> **Aim**: Images appear in the records below; leave them out and repeat everything else exactly.

[Begin]

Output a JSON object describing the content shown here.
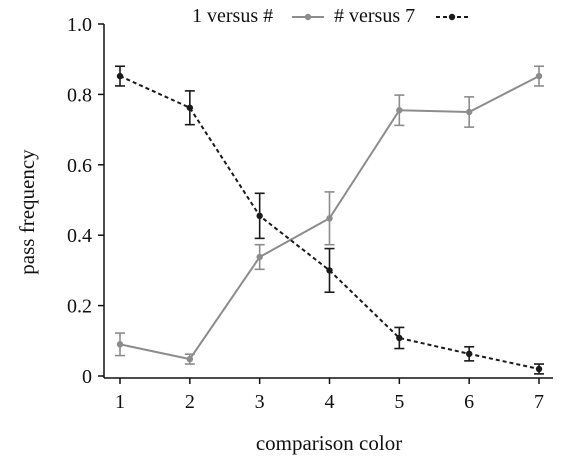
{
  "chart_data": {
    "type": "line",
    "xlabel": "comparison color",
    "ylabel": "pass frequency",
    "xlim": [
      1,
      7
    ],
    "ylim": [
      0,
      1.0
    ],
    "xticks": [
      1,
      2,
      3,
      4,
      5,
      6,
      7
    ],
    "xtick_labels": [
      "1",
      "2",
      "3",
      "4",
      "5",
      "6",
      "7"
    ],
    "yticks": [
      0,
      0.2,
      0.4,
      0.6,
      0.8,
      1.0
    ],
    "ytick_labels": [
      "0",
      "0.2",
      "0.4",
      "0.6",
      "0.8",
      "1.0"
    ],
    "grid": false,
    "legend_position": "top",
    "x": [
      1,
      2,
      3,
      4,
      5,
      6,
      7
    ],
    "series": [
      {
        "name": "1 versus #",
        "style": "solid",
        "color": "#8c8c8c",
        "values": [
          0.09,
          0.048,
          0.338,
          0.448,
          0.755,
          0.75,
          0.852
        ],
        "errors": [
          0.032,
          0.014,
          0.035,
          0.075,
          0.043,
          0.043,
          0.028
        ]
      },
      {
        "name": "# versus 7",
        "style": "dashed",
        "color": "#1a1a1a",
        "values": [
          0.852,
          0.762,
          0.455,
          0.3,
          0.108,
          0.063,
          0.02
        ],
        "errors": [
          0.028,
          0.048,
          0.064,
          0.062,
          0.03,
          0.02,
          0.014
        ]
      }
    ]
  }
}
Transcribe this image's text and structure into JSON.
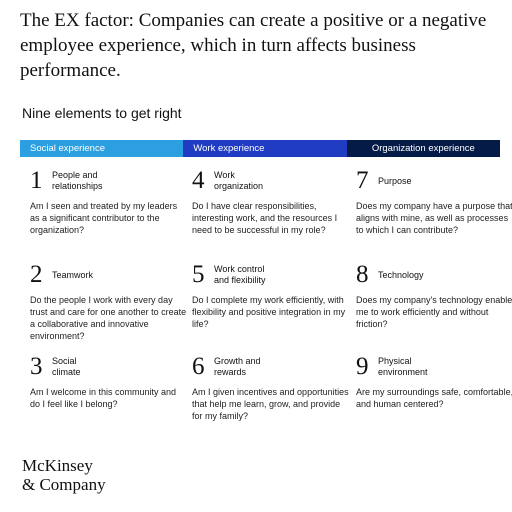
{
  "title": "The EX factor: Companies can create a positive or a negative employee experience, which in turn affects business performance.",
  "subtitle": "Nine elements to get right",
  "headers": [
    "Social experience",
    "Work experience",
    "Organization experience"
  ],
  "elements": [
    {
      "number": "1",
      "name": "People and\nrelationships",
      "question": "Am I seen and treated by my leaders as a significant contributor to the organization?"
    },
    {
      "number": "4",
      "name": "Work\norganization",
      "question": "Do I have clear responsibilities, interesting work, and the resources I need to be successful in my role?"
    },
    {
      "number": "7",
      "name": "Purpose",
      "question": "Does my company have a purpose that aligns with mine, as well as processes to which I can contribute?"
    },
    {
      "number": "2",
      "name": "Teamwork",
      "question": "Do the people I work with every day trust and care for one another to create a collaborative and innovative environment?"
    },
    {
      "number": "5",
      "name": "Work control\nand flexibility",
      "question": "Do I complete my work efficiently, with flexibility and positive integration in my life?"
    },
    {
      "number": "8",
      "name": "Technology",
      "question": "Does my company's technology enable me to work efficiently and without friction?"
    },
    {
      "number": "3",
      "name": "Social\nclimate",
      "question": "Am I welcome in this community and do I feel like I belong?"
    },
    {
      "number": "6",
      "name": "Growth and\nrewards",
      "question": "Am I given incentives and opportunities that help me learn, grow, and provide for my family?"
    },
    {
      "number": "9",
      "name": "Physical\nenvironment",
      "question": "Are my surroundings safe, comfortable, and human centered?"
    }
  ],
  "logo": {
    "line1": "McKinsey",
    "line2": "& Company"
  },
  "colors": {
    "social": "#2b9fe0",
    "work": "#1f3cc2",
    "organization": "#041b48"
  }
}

[End]

> **Written answer**:
Output a JSON object describing the content shown here.
{
  "chart_data": {
    "type": "line",
    "xlabel": "comparison color",
    "ylabel": "pass frequency",
    "xlim": [
      1,
      7
    ],
    "ylim": [
      0,
      1.0
    ],
    "xticks": [
      1,
      2,
      3,
      4,
      5,
      6,
      7
    ],
    "xtick_labels": [
      "1",
      "2",
      "3",
      "4",
      "5",
      "6",
      "7"
    ],
    "yticks": [
      0,
      0.2,
      0.4,
      0.6,
      0.8,
      1.0
    ],
    "ytick_labels": [
      "0",
      "0.2",
      "0.4",
      "0.6",
      "0.8",
      "1.0"
    ],
    "grid": false,
    "legend_position": "top",
    "x": [
      1,
      2,
      3,
      4,
      5,
      6,
      7
    ],
    "series": [
      {
        "name": "1 versus #",
        "style": "solid",
        "color": "#8c8c8c",
        "values": [
          0.09,
          0.048,
          0.338,
          0.448,
          0.755,
          0.75,
          0.852
        ],
        "errors": [
          0.032,
          0.014,
          0.035,
          0.075,
          0.043,
          0.043,
          0.028
        ]
      },
      {
        "name": "# versus 7",
        "style": "dashed",
        "color": "#1a1a1a",
        "values": [
          0.852,
          0.762,
          0.455,
          0.3,
          0.108,
          0.063,
          0.02
        ],
        "errors": [
          0.028,
          0.048,
          0.064,
          0.062,
          0.03,
          0.02,
          0.014
        ]
      }
    ]
  }
}
Transcribe this image's text and structure into JSON.
{
  "title": "The EX factor: Companies can create a positive or a negative employee experience, which in turn affects business performance.",
  "subtitle": "Nine elements to get right",
  "headers": [
    "Social experience",
    "Work experience",
    "Organization experience"
  ],
  "elements": [
    {
      "number": "1",
      "name": "People and\nrelationships",
      "question": "Am I seen and treated by my leaders as a significant contributor to the organization?"
    },
    {
      "number": "4",
      "name": "Work\norganization",
      "question": "Do I have clear responsibilities, interesting work, and the resources I need to be successful in my role?"
    },
    {
      "number": "7",
      "name": "Purpose",
      "question": "Does my company have a purpose that aligns with mine, as well as processes to which I can contribute?"
    },
    {
      "number": "2",
      "name": "Teamwork",
      "question": "Do the people I work with every day trust and care for one another to create a collaborative and innovative environment?"
    },
    {
      "number": "5",
      "name": "Work control\nand flexibility",
      "question": "Do I complete my work efficiently, with flexibility and positive integration in my life?"
    },
    {
      "number": "8",
      "name": "Technology",
      "question": "Does my company's technology enable me to work efficiently and without friction?"
    },
    {
      "number": "3",
      "name": "Social\nclimate",
      "question": "Am I welcome in this community and do I feel like I belong?"
    },
    {
      "number": "6",
      "name": "Growth and\nrewards",
      "question": "Am I given incentives and opportunities that help me learn, grow, and provide for my family?"
    },
    {
      "number": "9",
      "name": "Physical\nenvironment",
      "question": "Are my surroundings safe, comfortable, and human centered?"
    }
  ],
  "logo": {
    "line1": "McKinsey",
    "line2": "& Company"
  },
  "colors": {
    "social": "#2b9fe0",
    "work": "#1f3cc2",
    "organization": "#041b48"
  }
}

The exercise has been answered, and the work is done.